Segment Start: Source extract
54 Yoga anatomY
Range of motion in Joints
The body never moves only one joint or does only one joint action. In any given movement,
the body might be moving through the subtleties of 15 or even 500 different joint actions
just to bend a leg or lift an arm.
Even if we set out to completely focus on one particular joint, as soon as we begin a
movement, it travels to the joints at the other ends of the moving bones and into the next
bones and joints and the next bones and joints and the next—all the way into the spine
and all the way out to the periphery. If you are lying passively and someone else moves
you, that movement will still travel through your tissues one way or another.
Because movement travels through the body in this way, it isn’t practical to focus exclu-
sively on the range of motion in a single joint. While it is possible for a skilled hands-on
practitioner to effectively isolate a joint and determine how much movement is possible
in the bones and soft tissues, as soon as we begin to move volitionally, we must take into
account the rest of the movement choices in the body.
Segment End: Source extract
▸ What to work on:
(a) Translate this sentence from the passage on range of motion in joints into Spanish: "The body never moves only one joint or does only one joint action."
(b) Write the next paragraph of the passage on range of motion in joints, picking up after its final sentence.
The entries have nothing to do with the text.
Segment Start: Material supplied
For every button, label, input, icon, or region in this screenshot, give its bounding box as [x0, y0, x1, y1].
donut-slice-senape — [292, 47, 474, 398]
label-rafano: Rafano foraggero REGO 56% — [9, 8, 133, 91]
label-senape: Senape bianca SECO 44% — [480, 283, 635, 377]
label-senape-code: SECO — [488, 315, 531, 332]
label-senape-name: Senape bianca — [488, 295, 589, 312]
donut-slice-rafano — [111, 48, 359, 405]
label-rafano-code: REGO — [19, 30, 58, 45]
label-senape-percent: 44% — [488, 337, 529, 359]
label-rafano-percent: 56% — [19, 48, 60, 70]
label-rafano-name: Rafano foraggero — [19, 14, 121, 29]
Segment End: Material supplied
▸ Results for the exercise:
(a) El cuerpo nunca mueve solo una articulación ni realiza solo una acción articular.

(b)
In observing the wholeness of a person moving, you are able see that when movement
seems to stop in one joint, it moves to the next. Sometimes it skips over joints that don’t
move easily or becomes so small that it is difficult to perceive, but it always goes somewhere.
Instead of focusing on the range of motion in specific joints, look at the whole pattern
of movement in the skeletal system: Observe where there is much movement and it seems
easy, and observe where there is less movement and it seems more challenging. Then ask
how to bring balance: If someone has made it to the limit of what can happen in one joint,
is movement possible at the next joint? Do some joints do all the movement to the point
of being overly mobile? Are some joints not moving at all, as if there aren’t joints there?
It can also be a question of attention: Whether someone is very flexible or very stiff, his
or her body will have places where there is a lot of awareness and places that are more in
the shadows.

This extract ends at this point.